>> Start Data provided

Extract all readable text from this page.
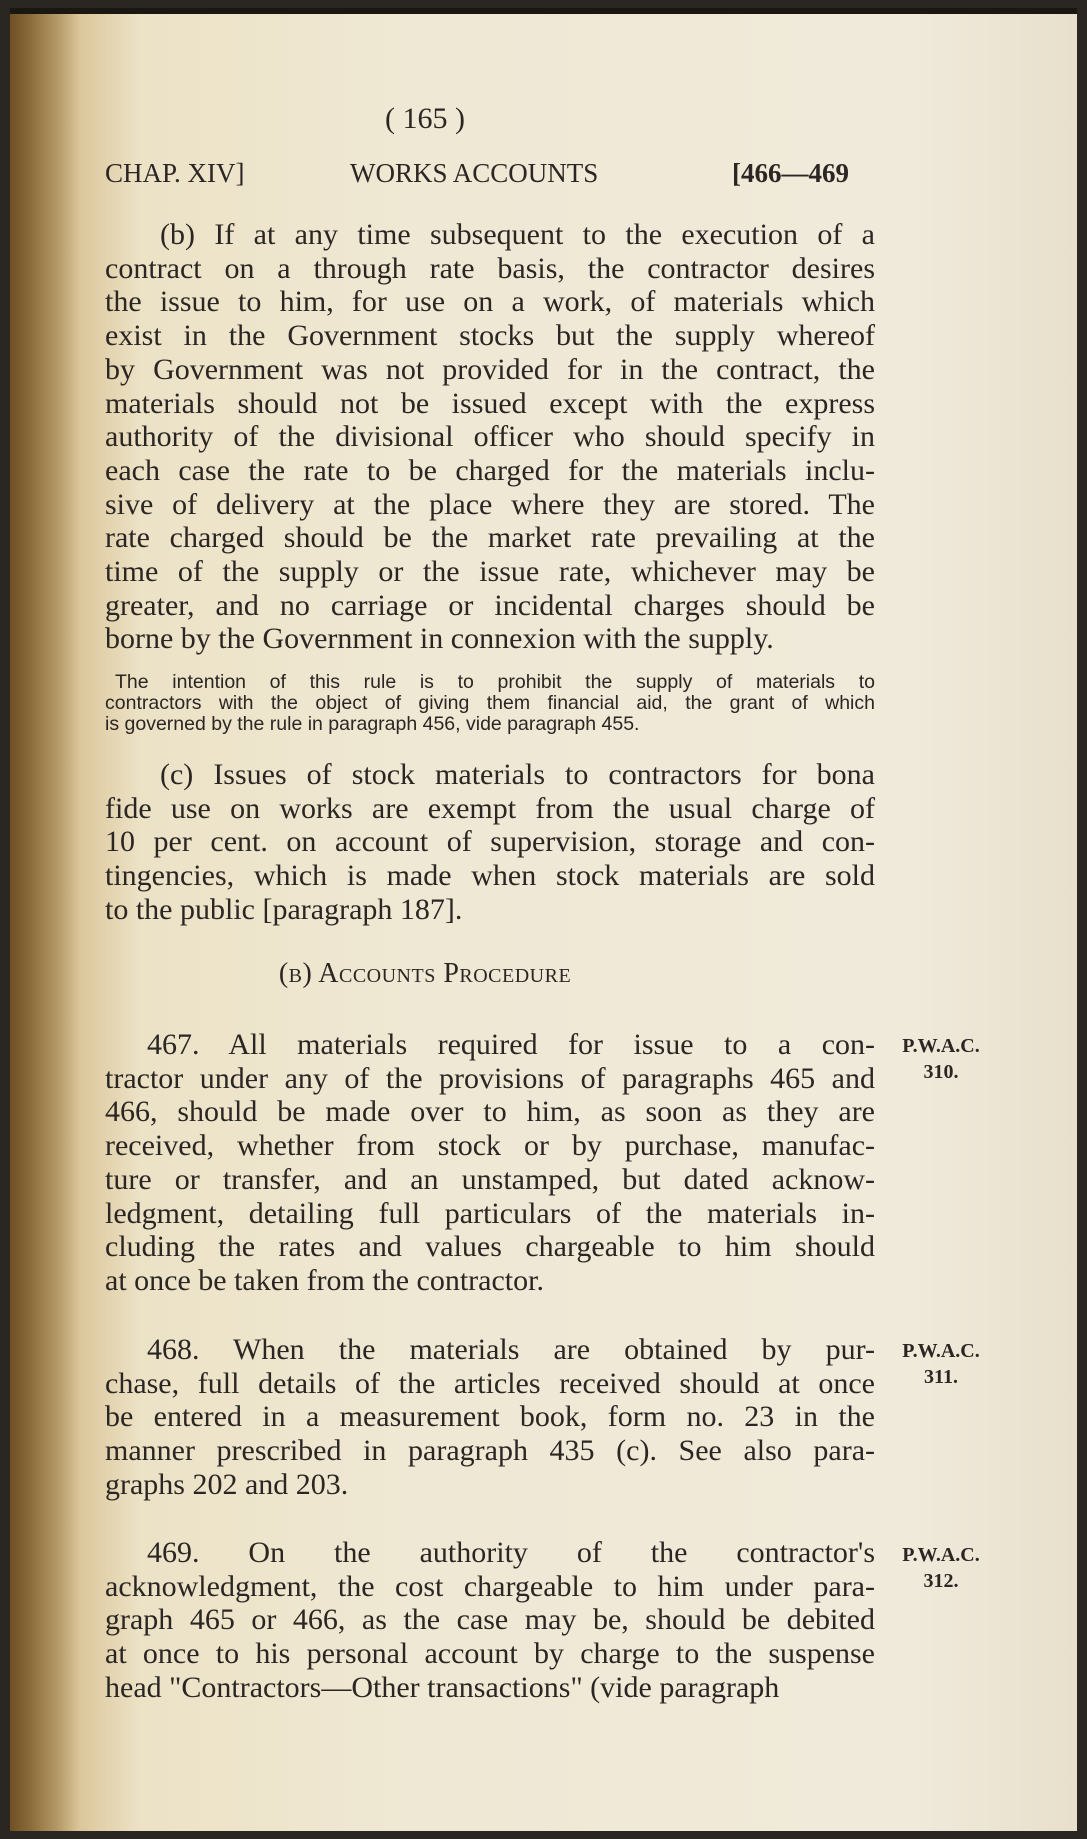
( 165 )
CHAP. XIV]	WORKS ACCOUNTS	[466—469
(b) If at any time subsequent to the execution of a
contract on a through rate basis, the contractor desires
the issue to him, for use on a work, of materials which
exist in the Government stocks but the supply whereof
by Government was not provided for in the contract, the
materials should not be issued except with the express
authority of the divisional officer who should specify in
each case the rate to be charged for the materials inclu-
sive of delivery at the place where they are stored. The
rate charged should be the market rate prevailing at the
time of the supply or the issue rate, whichever may be
greater, and no carriage or incidental charges should be
borne by the Government in connexion with the supply.
The intention of this rule is to prohibit the supply of materials to
contractors with the object of giving them financial aid, the grant of which
is governed by the rule in paragraph 456, vide paragraph 455.
(c) Issues of stock materials to contractors for bona
fide use on works are exempt from the usual charge of
10 per cent. on account of supervision, storage and con-
tingencies, which is made when stock materials are sold
to the public [paragraph 187].
(b) Accounts Procedure
467. All materials required for issue to a con-
tractor under any of the provisions of paragraphs 465 and
466, should be made over to him, as soon as they are
received, whether from stock or by purchase, manufac-
ture or transfer, and an unstamped, but dated acknow-
ledgment, detailing full particulars of the materials in-
cluding the rates and values chargeable to him should
at once be taken from the contractor.
468. When the materials are obtained by pur-
chase, full details of the articles received should at once
be entered in a measurement book, form no. 23 in the
manner prescribed in paragraph 435 (c). See also para-
graphs 202 and 203.
469. On the authority of the contractor's
acknowledgment, the cost chargeable to him under para-
graph 465 or 466, as the case may be, should be debited
at once to his personal account by charge to the suspense
head "Contractors—Other transactions" (vide paragraph
P.W.A.C.
310.
P.W.A.C.
311.
P.W.A.C.
312.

>> End Data provided

Stated exercise
Reproduce the data above in full, exactly as it is, with the pictures left out.

Finished answer
Extract all readable text from this page.
( 165 )
CHAP. XIV]	WORKS ACCOUNTS	[466—469
(b) If at any time subsequent to the execution of a
contract on a through rate basis, the contractor desires
the issue to him, for use on a work, of materials which
exist in the Government stocks but the supply whereof
by Government was not provided for in the contract, the
materials should not be issued except with the express
authority of the divisional officer who should specify in
each case the rate to be charged for the materials inclu-
sive of delivery at the place where they are stored. The
rate charged should be the market rate prevailing at the
time of the supply or the issue rate, whichever may be
greater, and no carriage or incidental charges should be
borne by the Government in connexion with the supply.
The intention of this rule is to prohibit the supply of materials to
contractors with the object of giving them financial aid, the grant of which
is governed by the rule in paragraph 456, vide paragraph 455.
(c) Issues of stock materials to contractors for bona
fide use on works are exempt from the usual charge of
10 per cent. on account of supervision, storage and con-
tingencies, which is made when stock materials are sold
to the public [paragraph 187].
(b) Accounts Procedure
467. All materials required for issue to a con-
tractor under any of the provisions of paragraphs 465 and
466, should be made over to him, as soon as they are
received, whether from stock or by purchase, manufac-
ture or transfer, and an unstamped, but dated acknow-
ledgment, detailing full particulars of the materials in-
cluding the rates and values chargeable to him should
at once be taken from the contractor.
468. When the materials are obtained by pur-
chase, full details of the articles received should at once
be entered in a measurement book, form no. 23 in the
manner prescribed in paragraph 435 (c). See also para-
graphs 202 and 203.
469. On the authority of the contractor's
acknowledgment, the cost chargeable to him under para-
graph 465 or 466, as the case may be, should be debited
at once to his personal account by charge to the suspense
head "Contractors—Other transactions" (vide paragraph
P.W.A.C.
310.
P.W.A.C.
311.
P.W.A.C.
312.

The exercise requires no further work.